--- Start of Excerpted data ---
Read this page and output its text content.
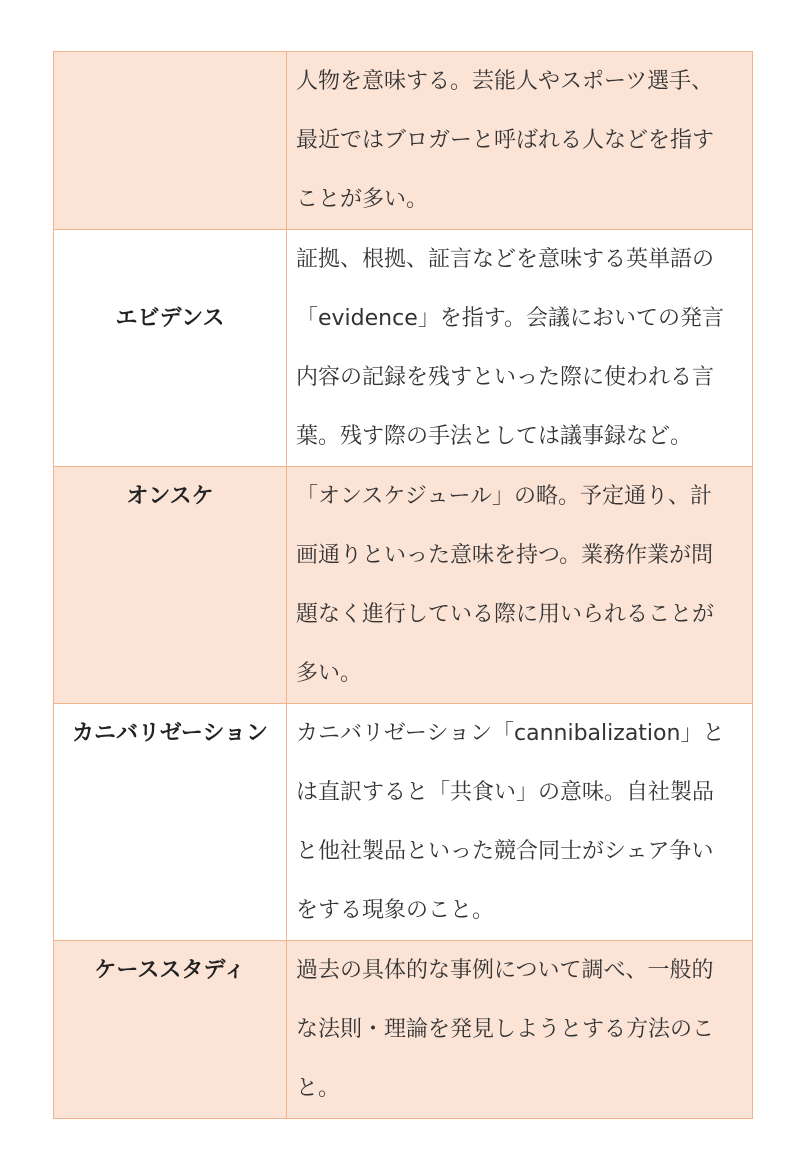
	人物を意味する。芸能人やスポーツ選手、
最近ではブロガーと呼ばれる人などを指す
ことが多い。

エビデンス	証拠、根拠、証言などを意味する英単語の
「evidence」を指す。会議においての発言
内容の記録を残すといった際に使われる言
葉。残す際の手法としては議事録など。

オンスケ	「オンスケジュール」の略。予定通り、計
画通りといった意味を持つ。業務作業が問
題なく進行している際に用いられることが
多い。

カニバリゼーション	カニバリゼーション「cannibalization」と
は直訳すると「共食い」の意味。自社製品
と他社製品といった競合同士がシェア争い
をする現象のこと。

ケーススタディ	過去の具体的な事例について調べ、一般的
な法則・理論を発見しようとする方法のこ
と。
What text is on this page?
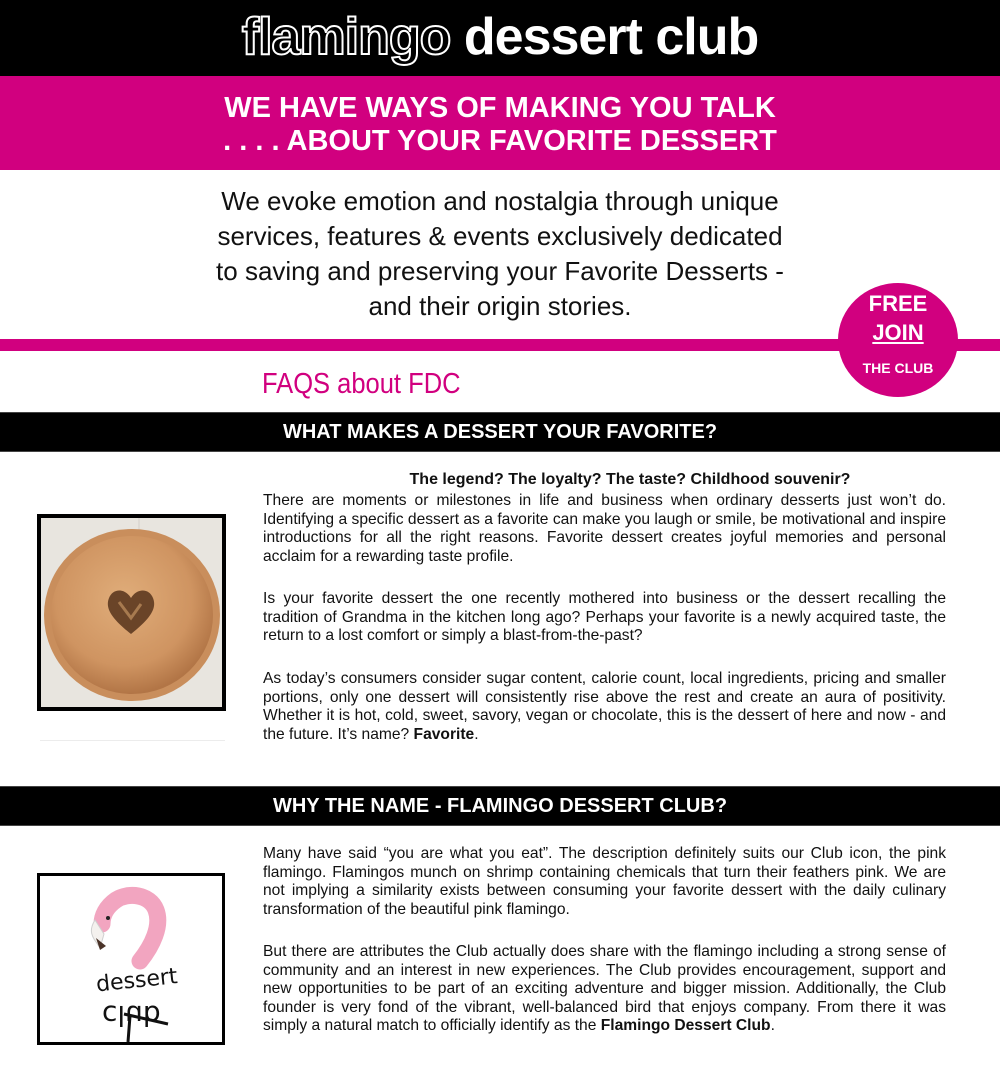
flamingo dessert club
WE HAVE WAYS OF MAKING YOU TALK
. . . . ABOUT YOUR FAVORITE DESSERT
We evoke emotion and nostalgia through unique
services, features & events exclusively dedicated
to saving and preserving your Favorite Desserts -
and their origin stories.	FREE
JOIN
THE CLUB
FAQS about FDC
WHAT MAKES A DESSERT YOUR FAVORITE?
The legend? The loyalty? The taste? Childhood souvenir?
There are moments or milestones in life and business when ordinary desserts just won’t do. Identifying a specific dessert as a favorite can make you laugh or smile, be motivational and inspire introductions for all the right reasons. Favorite dessert creates joyful memories and personal acclaim for a rewarding taste profile.
Is your favorite dessert the one recently mothered into business or the dessert recalling the tradition of Grandma in the kitchen long ago? Perhaps your favorite is a newly acquired taste, the return to a lost comfort or simply a blast-from-the-past?
As today’s consumers consider sugar content, calorie count, local ingredients, pricing and smaller portions, only one dessert will consistently rise above the rest and create an aura of positivity. Whether it is hot, cold, sweet, savory, vegan or chocolate, this is the dessert of here and now - and the future. It’s name? Favorite.
WHY THE NAME - FLAMINGO DESSERT CLUB?
dessert
club
Many have said “you are what you eat”. The description definitely suits our Club icon, the pink flamingo. Flamingos munch on shrimp containing chemicals that turn their feathers pink. We are not implying a similarity exists between consuming your favorite dessert with the daily culinary transformation of the beautiful pink flamingo.
But there are attributes the Club actually does share with the flamingo including a strong sense of community and an interest in new experiences. The Club provides encouragement, support and new opportunities to be part of an exciting adventure and bigger mission. Additionally, the Club founder is very fond of the vibrant, well-balanced bird that enjoys company. From there it was simply a natural match to officially identify as the Flamingo Dessert Club.
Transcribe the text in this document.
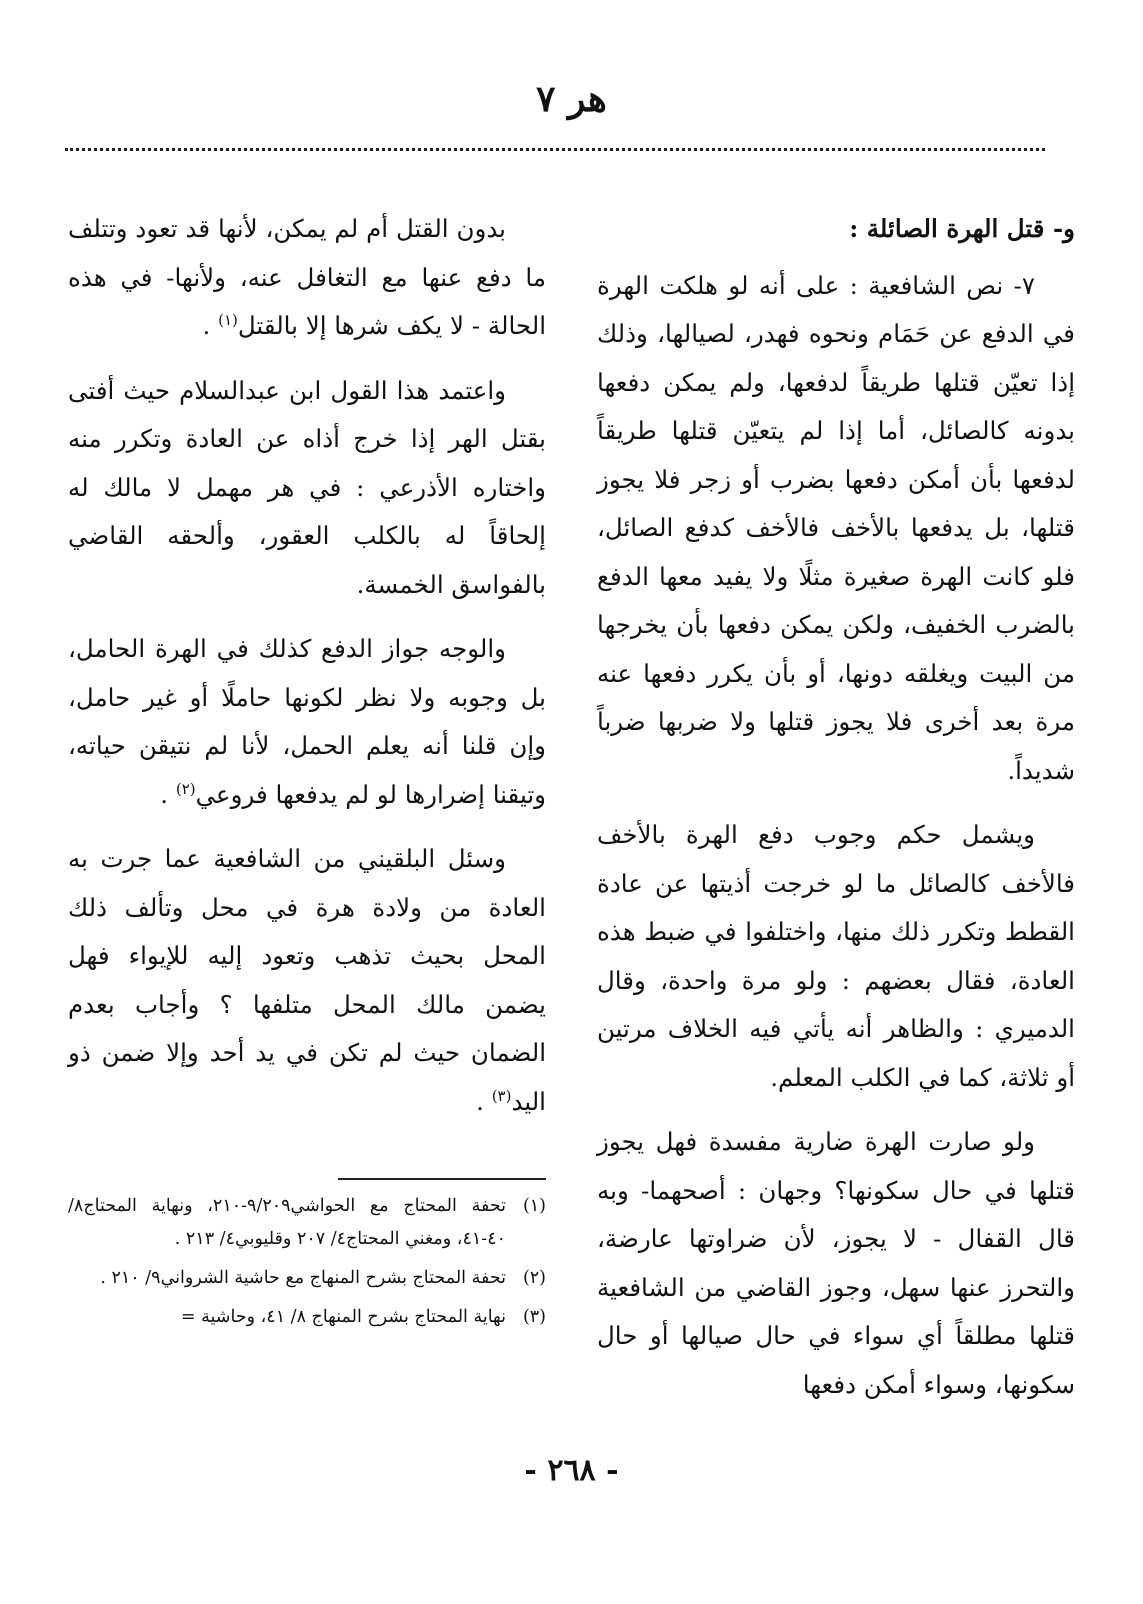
هر ٧

و- قتل الهرة الصائلة :

٧- نص الشافعية : على أنه لو هلكت الهرة في الدفع عن حَمَام ونحوه فهدر، لصيالها، وذلك إذا تعيّن قتلها طريقاً لدفعها، ولم يمكن دفعها بدونه كالصائل، أما إذا لم يتعيّن قتلها طريقاً لدفعها بأن أمكن دفعها بضرب أو زجر فلا يجوز قتلها، بل يدفعها بالأخف فالأخف كدفع الصائل، فلو كانت الهرة صغيرة مثلًا ولا يفيد معها الدفع بالضرب الخفيف، ولكن يمكن دفعها بأن يخرجها من البيت ويغلقه دونها، أو بأن يكرر دفعها عنه مرة بعد أخرى فلا يجوز قتلها ولا ضربها ضرباً شديداً.

ويشمل حكم وجوب دفع الهرة بالأخف فالأخف كالصائل ما لو خرجت أذيتها عن عادة القطط وتكرر ذلك منها، واختلفوا في ضبط هذه العادة، فقال بعضهم : ولو مرة واحدة، وقال الدميري : والظاهر أنه يأتي فيه الخلاف مرتين أو ثلاثة، كما في الكلب المعلم.

ولو صارت الهرة ضارية مفسدة فهل يجوز قتلها في حال سكونها؟ وجهان : أصحهما- وبه قال القفال - لا يجوز، لأن ضراوتها عارضة، والتحرز عنها سهل، وجوز القاضي من الشافعية قتلها مطلقاً أي سواء في حال صيالها أو حال سكونها، وسواء أمكن دفعها

بدون القتل أم لم يمكن، لأنها قد تعود وتتلف ما دفع عنها مع التغافل عنه، ولأنها- في هذه الحالة - لا يكف شرها إلا بالقتل$^{(١)}$ .

واعتمد هذا القول ابن عبدالسلام حيث أفتى بقتل الهر إذا خرج أذاه عن العادة وتكرر منه واختاره الأذرعي : في هر مهمل لا مالك له إلحاقاً له بالكلب العقور، وألحقه القاضي بالفواسق الخمسة.

والوجه جواز الدفع كذلك في الهرة الحامل، بل وجوبه ولا نظر لكونها حاملًا أو غير حامل، وإن قلنا أنه يعلم الحمل، لأنا لم نتيقن حياته، وتيقنا إضرارها لو لم يدفعها فروعي$^{(٢)}$ .

وسئل البلقيني من الشافعية عما جرت به العادة من ولادة هرة في محل وتألف ذلك المحل بحيث تذهب وتعود إليه للإيواء فهل يضمن مالك المحل متلفها ؟ وأجاب بعدم الضمان حيث لم تكن في يد أحد وإلا ضمن ذو اليد$^{(٣)}$ .

(١)
تحفة المحتاج مع الحواشي٩/٢٠٩-٢١٠، ونهاية المحتاج٨/ ٤٠-٤١، ومغني المحتاج٤/ ٢٠٧ وقليوبي٤/ ٢١٣ .
(٢)
تحفة المحتاج بشرح المنهاج مع حاشية الشرواني٩/ ٢١٠ .
(٣)
نهاية المحتاج بشرح المنهاج ٨/ ٤١، وحاشية =
- ٢٦٨ -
--- End of Excerpted data ---
*Written problem:*
Your task is to copy the entries in full and exactly, without any images.

*Worked solution:*
Read this page and output its text content.
	人物を意味する。芸能人やスポーツ選手、
最近ではブロガーと呼ばれる人などを指す
ことが多い。

エビデンス	証拠、根拠、証言などを意味する英単語の
「evidence」を指す。会議においての発言
内容の記録を残すといった際に使われる言
葉。残す際の手法としては議事録など。

オンスケ	「オンスケジュール」の略。予定通り、計
画通りといった意味を持つ。業務作業が問
題なく進行している際に用いられることが
多い。

カニバリゼーション	カニバリゼーション「cannibalization」と
は直訳すると「共食い」の意味。自社製品
と他社製品といった競合同士がシェア争い
をする現象のこと。

ケーススタディ	過去の具体的な事例について調べ、一般的
な法則・理論を発見しようとする方法のこ
と。
What text is on this page?
flamingo dessert club
WE HAVE WAYS OF MAKING YOU TALK
. . . . ABOUT YOUR FAVORITE DESSERT
We evoke emotion and nostalgia through unique
services, features & events exclusively dedicated
to saving and preserving your Favorite Desserts -
and their origin stories.	FREE
JOIN
THE CLUB
FAQS about FDC
WHAT MAKES A DESSERT YOUR FAVORITE?
The legend? The loyalty? The taste? Childhood souvenir?
There are moments or milestones in life and business when ordinary desserts just won’t do. Identifying a specific dessert as a favorite can make you laugh or smile, be motivational and inspire introductions for all the right reasons. Favorite dessert creates joyful memories and personal acclaim for a rewarding taste profile.
Is your favorite dessert the one recently mothered into business or the dessert recalling the tradition of Grandma in the kitchen long ago? Perhaps your favorite is a newly acquired taste, the return to a lost comfort or simply a blast-from-the-past?
As today’s consumers consider sugar content, calorie count, local ingredients, pricing and smaller portions, only one dessert will consistently rise above the rest and create an aura of positivity. Whether it is hot, cold, sweet, savory, vegan or chocolate, this is the dessert of here and now - and the future. It’s name? Favorite.
WHY THE NAME - FLAMINGO DESSERT CLUB?
dessert
club
Many have said “you are what you eat”. The description definitely suits our Club icon, the pink flamingo. Flamingos munch on shrimp containing chemicals that turn their feathers pink. We are not implying a similarity exists between consuming your favorite dessert with the daily culinary transformation of the beautiful pink flamingo.
But there are attributes the Club actually does share with the flamingo including a strong sense of community and an interest in new experiences. The Club provides encouragement, support and new opportunities to be part of an exciting adventure and bigger mission. Additionally, the Club founder is very fond of the vibrant, well-balanced bird that enjoys company. From there it was simply a natural match to officially identify as the Flamingo Dessert Club.
Transcribe the text in this document.
هر ٧

و- قتل الهرة الصائلة :

٧- نص الشافعية : على أنه لو هلكت الهرة في الدفع عن حَمَام ونحوه فهدر، لصيالها، وذلك إذا تعيّن قتلها طريقاً لدفعها، ولم يمكن دفعها بدونه كالصائل، أما إذا لم يتعيّن قتلها طريقاً لدفعها بأن أمكن دفعها بضرب أو زجر فلا يجوز قتلها، بل يدفعها بالأخف فالأخف كدفع الصائل، فلو كانت الهرة صغيرة مثلًا ولا يفيد معها الدفع بالضرب الخفيف، ولكن يمكن دفعها بأن يخرجها من البيت ويغلقه دونها، أو بأن يكرر دفعها عنه مرة بعد أخرى فلا يجوز قتلها ولا ضربها ضرباً شديداً.

ويشمل حكم وجوب دفع الهرة بالأخف فالأخف كالصائل ما لو خرجت أذيتها عن عادة القطط وتكرر ذلك منها، واختلفوا في ضبط هذه العادة، فقال بعضهم : ولو مرة واحدة، وقال الدميري : والظاهر أنه يأتي فيه الخلاف مرتين أو ثلاثة، كما في الكلب المعلم.

ولو صارت الهرة ضارية مفسدة فهل يجوز قتلها في حال سكونها؟ وجهان : أصحهما- وبه قال القفال - لا يجوز، لأن ضراوتها عارضة، والتحرز عنها سهل، وجوز القاضي من الشافعية قتلها مطلقاً أي سواء في حال صيالها أو حال سكونها، وسواء أمكن دفعها

بدون القتل أم لم يمكن، لأنها قد تعود وتتلف ما دفع عنها مع التغافل عنه، ولأنها- في هذه الحالة - لا يكف شرها إلا بالقتل$^{(١)}$ .

واعتمد هذا القول ابن عبدالسلام حيث أفتى بقتل الهر إذا خرج أذاه عن العادة وتكرر منه واختاره الأذرعي : في هر مهمل لا مالك له إلحاقاً له بالكلب العقور، وألحقه القاضي بالفواسق الخمسة.

والوجه جواز الدفع كذلك في الهرة الحامل، بل وجوبه ولا نظر لكونها حاملًا أو غير حامل، وإن قلنا أنه يعلم الحمل، لأنا لم نتيقن حياته، وتيقنا إضرارها لو لم يدفعها فروعي$^{(٢)}$ .

وسئل البلقيني من الشافعية عما جرت به العادة من ولادة هرة في محل وتألف ذلك المحل بحيث تذهب وتعود إليه للإيواء فهل يضمن مالك المحل متلفها ؟ وأجاب بعدم الضمان حيث لم تكن في يد أحد وإلا ضمن ذو اليد$^{(٣)}$ .

(١)
تحفة المحتاج مع الحواشي٩/٢٠٩-٢١٠، ونهاية المحتاج٨/ ٤٠-٤١، ومغني المحتاج٤/ ٢٠٧ وقليوبي٤/ ٢١٣ .
(٢)
تحفة المحتاج بشرح المنهاج مع حاشية الشرواني٩/ ٢١٠ .
(٣)
نهاية المحتاج بشرح المنهاج ٨/ ٤١، وحاشية =
- ٢٦٨ -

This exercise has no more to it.